::: EXCERPTED DATA

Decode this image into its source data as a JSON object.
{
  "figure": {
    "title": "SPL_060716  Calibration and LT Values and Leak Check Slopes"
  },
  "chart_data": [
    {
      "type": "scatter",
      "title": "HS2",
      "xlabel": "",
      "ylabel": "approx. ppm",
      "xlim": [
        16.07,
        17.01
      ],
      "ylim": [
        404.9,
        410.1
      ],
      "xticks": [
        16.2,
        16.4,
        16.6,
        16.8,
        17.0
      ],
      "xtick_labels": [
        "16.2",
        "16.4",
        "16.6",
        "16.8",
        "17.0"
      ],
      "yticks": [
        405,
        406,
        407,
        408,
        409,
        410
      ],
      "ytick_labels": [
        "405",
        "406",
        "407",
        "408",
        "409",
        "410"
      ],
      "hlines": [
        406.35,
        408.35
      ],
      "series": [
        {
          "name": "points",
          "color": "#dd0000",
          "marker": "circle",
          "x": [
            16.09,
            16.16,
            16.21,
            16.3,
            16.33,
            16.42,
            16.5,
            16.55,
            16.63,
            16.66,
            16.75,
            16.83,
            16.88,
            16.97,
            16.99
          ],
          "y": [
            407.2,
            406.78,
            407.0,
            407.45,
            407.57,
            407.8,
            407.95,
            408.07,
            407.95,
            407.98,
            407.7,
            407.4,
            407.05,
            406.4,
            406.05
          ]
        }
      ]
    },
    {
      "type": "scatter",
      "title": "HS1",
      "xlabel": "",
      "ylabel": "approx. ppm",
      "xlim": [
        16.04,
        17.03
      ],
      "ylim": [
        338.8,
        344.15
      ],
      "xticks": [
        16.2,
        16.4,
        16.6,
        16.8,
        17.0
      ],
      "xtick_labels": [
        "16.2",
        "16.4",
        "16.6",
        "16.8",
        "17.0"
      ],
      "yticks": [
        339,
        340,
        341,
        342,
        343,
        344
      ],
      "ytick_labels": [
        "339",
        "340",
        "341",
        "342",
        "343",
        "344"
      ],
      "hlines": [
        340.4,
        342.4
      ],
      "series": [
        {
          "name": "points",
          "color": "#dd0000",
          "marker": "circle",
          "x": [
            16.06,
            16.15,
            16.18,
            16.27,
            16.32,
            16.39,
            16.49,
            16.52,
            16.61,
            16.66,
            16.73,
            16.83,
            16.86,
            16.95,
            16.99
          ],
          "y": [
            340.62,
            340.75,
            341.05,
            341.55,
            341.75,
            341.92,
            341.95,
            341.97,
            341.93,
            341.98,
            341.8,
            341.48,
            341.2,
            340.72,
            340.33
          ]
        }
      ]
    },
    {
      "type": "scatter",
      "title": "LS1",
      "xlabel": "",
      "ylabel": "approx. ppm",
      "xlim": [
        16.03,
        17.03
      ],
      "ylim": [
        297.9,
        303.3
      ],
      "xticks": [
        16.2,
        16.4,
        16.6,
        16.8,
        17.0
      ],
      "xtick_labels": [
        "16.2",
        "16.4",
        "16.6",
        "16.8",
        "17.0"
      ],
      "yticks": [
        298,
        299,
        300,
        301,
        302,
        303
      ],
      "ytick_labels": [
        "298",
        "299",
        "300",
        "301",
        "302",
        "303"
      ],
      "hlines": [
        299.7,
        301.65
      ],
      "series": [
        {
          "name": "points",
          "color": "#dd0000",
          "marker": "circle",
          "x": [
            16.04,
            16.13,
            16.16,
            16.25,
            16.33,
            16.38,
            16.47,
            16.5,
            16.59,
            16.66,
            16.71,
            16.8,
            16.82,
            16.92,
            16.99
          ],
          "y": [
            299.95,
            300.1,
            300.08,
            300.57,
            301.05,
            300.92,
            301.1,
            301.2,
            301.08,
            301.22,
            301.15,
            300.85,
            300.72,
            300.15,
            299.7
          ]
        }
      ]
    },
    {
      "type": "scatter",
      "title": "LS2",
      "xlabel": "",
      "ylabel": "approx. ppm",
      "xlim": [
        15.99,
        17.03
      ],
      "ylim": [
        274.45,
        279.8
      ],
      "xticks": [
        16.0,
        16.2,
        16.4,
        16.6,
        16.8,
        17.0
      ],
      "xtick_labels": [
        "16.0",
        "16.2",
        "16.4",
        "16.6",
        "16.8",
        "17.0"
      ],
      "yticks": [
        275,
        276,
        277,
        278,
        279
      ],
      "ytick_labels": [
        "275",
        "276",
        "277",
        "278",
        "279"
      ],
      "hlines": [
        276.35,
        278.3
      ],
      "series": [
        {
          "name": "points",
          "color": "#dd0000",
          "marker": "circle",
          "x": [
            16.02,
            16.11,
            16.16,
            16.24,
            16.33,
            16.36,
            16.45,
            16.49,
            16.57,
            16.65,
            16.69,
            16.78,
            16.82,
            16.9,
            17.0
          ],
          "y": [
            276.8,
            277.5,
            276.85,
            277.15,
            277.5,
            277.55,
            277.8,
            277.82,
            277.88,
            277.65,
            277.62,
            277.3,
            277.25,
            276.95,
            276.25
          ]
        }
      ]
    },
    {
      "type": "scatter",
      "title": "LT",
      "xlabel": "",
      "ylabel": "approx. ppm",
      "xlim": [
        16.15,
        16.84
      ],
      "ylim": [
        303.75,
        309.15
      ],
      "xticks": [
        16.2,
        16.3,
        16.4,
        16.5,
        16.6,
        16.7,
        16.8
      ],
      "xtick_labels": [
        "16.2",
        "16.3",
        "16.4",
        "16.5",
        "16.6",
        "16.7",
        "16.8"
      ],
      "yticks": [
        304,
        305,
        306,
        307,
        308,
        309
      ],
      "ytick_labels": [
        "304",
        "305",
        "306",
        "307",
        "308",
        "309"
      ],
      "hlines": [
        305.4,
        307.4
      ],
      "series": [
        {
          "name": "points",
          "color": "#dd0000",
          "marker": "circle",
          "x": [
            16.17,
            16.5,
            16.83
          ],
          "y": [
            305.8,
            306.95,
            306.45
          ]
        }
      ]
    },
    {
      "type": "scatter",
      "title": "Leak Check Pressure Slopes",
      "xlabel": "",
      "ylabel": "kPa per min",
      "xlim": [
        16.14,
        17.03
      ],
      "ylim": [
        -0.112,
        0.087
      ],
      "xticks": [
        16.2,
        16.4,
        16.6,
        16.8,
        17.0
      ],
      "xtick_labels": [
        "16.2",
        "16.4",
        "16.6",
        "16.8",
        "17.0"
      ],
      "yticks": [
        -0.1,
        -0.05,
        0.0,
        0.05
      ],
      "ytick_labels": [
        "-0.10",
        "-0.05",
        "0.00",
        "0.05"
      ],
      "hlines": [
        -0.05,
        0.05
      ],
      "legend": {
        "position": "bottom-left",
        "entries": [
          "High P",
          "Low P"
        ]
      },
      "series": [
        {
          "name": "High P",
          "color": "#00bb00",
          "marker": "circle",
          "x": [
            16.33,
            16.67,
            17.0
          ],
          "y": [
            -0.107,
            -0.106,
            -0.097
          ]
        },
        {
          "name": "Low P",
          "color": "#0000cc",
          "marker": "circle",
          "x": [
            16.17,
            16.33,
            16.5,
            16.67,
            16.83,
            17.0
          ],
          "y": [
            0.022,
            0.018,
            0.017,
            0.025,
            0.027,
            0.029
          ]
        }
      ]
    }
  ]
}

::::::

GIVEN EXERCISE ▸ Restate every record exactly, leaving nothing out.

COMPLETE ANSWER ▸
Decode this image into its source data as a JSON object.
{
  "figure": {
    "title": "SPL_060716  Calibration and LT Values and Leak Check Slopes"
  },
  "chart_data": [
    {
      "type": "scatter",
      "title": "HS2",
      "xlabel": "",
      "ylabel": "approx. ppm",
      "xlim": [
        16.07,
        17.01
      ],
      "ylim": [
        404.9,
        410.1
      ],
      "xticks": [
        16.2,
        16.4,
        16.6,
        16.8,
        17.0
      ],
      "xtick_labels": [
        "16.2",
        "16.4",
        "16.6",
        "16.8",
        "17.0"
      ],
      "yticks": [
        405,
        406,
        407,
        408,
        409,
        410
      ],
      "ytick_labels": [
        "405",
        "406",
        "407",
        "408",
        "409",
        "410"
      ],
      "hlines": [
        406.35,
        408.35
      ],
      "series": [
        {
          "name": "points",
          "color": "#dd0000",
          "marker": "circle",
          "x": [
            16.09,
            16.16,
            16.21,
            16.3,
            16.33,
            16.42,
            16.5,
            16.55,
            16.63,
            16.66,
            16.75,
            16.83,
            16.88,
            16.97,
            16.99
          ],
          "y": [
            407.2,
            406.78,
            407.0,
            407.45,
            407.57,
            407.8,
            407.95,
            408.07,
            407.95,
            407.98,
            407.7,
            407.4,
            407.05,
            406.4,
            406.05
          ]
        }
      ]
    },
    {
      "type": "scatter",
      "title": "HS1",
      "xlabel": "",
      "ylabel": "approx. ppm",
      "xlim": [
        16.04,
        17.03
      ],
      "ylim": [
        338.8,
        344.15
      ],
      "xticks": [
        16.2,
        16.4,
        16.6,
        16.8,
        17.0
      ],
      "xtick_labels": [
        "16.2",
        "16.4",
        "16.6",
        "16.8",
        "17.0"
      ],
      "yticks": [
        339,
        340,
        341,
        342,
        343,
        344
      ],
      "ytick_labels": [
        "339",
        "340",
        "341",
        "342",
        "343",
        "344"
      ],
      "hlines": [
        340.4,
        342.4
      ],
      "series": [
        {
          "name": "points",
          "color": "#dd0000",
          "marker": "circle",
          "x": [
            16.06,
            16.15,
            16.18,
            16.27,
            16.32,
            16.39,
            16.49,
            16.52,
            16.61,
            16.66,
            16.73,
            16.83,
            16.86,
            16.95,
            16.99
          ],
          "y": [
            340.62,
            340.75,
            341.05,
            341.55,
            341.75,
            341.92,
            341.95,
            341.97,
            341.93,
            341.98,
            341.8,
            341.48,
            341.2,
            340.72,
            340.33
          ]
        }
      ]
    },
    {
      "type": "scatter",
      "title": "LS1",
      "xlabel": "",
      "ylabel": "approx. ppm",
      "xlim": [
        16.03,
        17.03
      ],
      "ylim": [
        297.9,
        303.3
      ],
      "xticks": [
        16.2,
        16.4,
        16.6,
        16.8,
        17.0
      ],
      "xtick_labels": [
        "16.2",
        "16.4",
        "16.6",
        "16.8",
        "17.0"
      ],
      "yticks": [
        298,
        299,
        300,
        301,
        302,
        303
      ],
      "ytick_labels": [
        "298",
        "299",
        "300",
        "301",
        "302",
        "303"
      ],
      "hlines": [
        299.7,
        301.65
      ],
      "series": [
        {
          "name": "points",
          "color": "#dd0000",
          "marker": "circle",
          "x": [
            16.04,
            16.13,
            16.16,
            16.25,
            16.33,
            16.38,
            16.47,
            16.5,
            16.59,
            16.66,
            16.71,
            16.8,
            16.82,
            16.92,
            16.99
          ],
          "y": [
            299.95,
            300.1,
            300.08,
            300.57,
            301.05,
            300.92,
            301.1,
            301.2,
            301.08,
            301.22,
            301.15,
            300.85,
            300.72,
            300.15,
            299.7
          ]
        }
      ]
    },
    {
      "type": "scatter",
      "title": "LS2",
      "xlabel": "",
      "ylabel": "approx. ppm",
      "xlim": [
        15.99,
        17.03
      ],
      "ylim": [
        274.45,
        279.8
      ],
      "xticks": [
        16.0,
        16.2,
        16.4,
        16.6,
        16.8,
        17.0
      ],
      "xtick_labels": [
        "16.0",
        "16.2",
        "16.4",
        "16.6",
        "16.8",
        "17.0"
      ],
      "yticks": [
        275,
        276,
        277,
        278,
        279
      ],
      "ytick_labels": [
        "275",
        "276",
        "277",
        "278",
        "279"
      ],
      "hlines": [
        276.35,
        278.3
      ],
      "series": [
        {
          "name": "points",
          "color": "#dd0000",
          "marker": "circle",
          "x": [
            16.02,
            16.11,
            16.16,
            16.24,
            16.33,
            16.36,
            16.45,
            16.49,
            16.57,
            16.65,
            16.69,
            16.78,
            16.82,
            16.9,
            17.0
          ],
          "y": [
            276.8,
            277.5,
            276.85,
            277.15,
            277.5,
            277.55,
            277.8,
            277.82,
            277.88,
            277.65,
            277.62,
            277.3,
            277.25,
            276.95,
            276.25
          ]
        }
      ]
    },
    {
      "type": "scatter",
      "title": "LT",
      "xlabel": "",
      "ylabel": "approx. ppm",
      "xlim": [
        16.15,
        16.84
      ],
      "ylim": [
        303.75,
        309.15
      ],
      "xticks": [
        16.2,
        16.3,
        16.4,
        16.5,
        16.6,
        16.7,
        16.8
      ],
      "xtick_labels": [
        "16.2",
        "16.3",
        "16.4",
        "16.5",
        "16.6",
        "16.7",
        "16.8"
      ],
      "yticks": [
        304,
        305,
        306,
        307,
        308,
        309
      ],
      "ytick_labels": [
        "304",
        "305",
        "306",
        "307",
        "308",
        "309"
      ],
      "hlines": [
        305.4,
        307.4
      ],
      "series": [
        {
          "name": "points",
          "color": "#dd0000",
          "marker": "circle",
          "x": [
            16.17,
            16.5,
            16.83
          ],
          "y": [
            305.8,
            306.95,
            306.45
          ]
        }
      ]
    },
    {
      "type": "scatter",
      "title": "Leak Check Pressure Slopes",
      "xlabel": "",
      "ylabel": "kPa per min",
      "xlim": [
        16.14,
        17.03
      ],
      "ylim": [
        -0.112,
        0.087
      ],
      "xticks": [
        16.2,
        16.4,
        16.6,
        16.8,
        17.0
      ],
      "xtick_labels": [
        "16.2",
        "16.4",
        "16.6",
        "16.8",
        "17.0"
      ],
      "yticks": [
        -0.1,
        -0.05,
        0.0,
        0.05
      ],
      "ytick_labels": [
        "-0.10",
        "-0.05",
        "0.00",
        "0.05"
      ],
      "hlines": [
        -0.05,
        0.05
      ],
      "legend": {
        "position": "bottom-left",
        "entries": [
          "High P",
          "Low P"
        ]
      },
      "series": [
        {
          "name": "High P",
          "color": "#00bb00",
          "marker": "circle",
          "x": [
            16.33,
            16.67,
            17.0
          ],
          "y": [
            -0.107,
            -0.106,
            -0.097
          ]
        },
        {
          "name": "Low P",
          "color": "#0000cc",
          "marker": "circle",
          "x": [
            16.17,
            16.33,
            16.5,
            16.67,
            16.83,
            17.0
          ],
          "y": [
            0.022,
            0.018,
            0.017,
            0.025,
            0.027,
            0.029
          ]
        }
      ]
    }
  ]
}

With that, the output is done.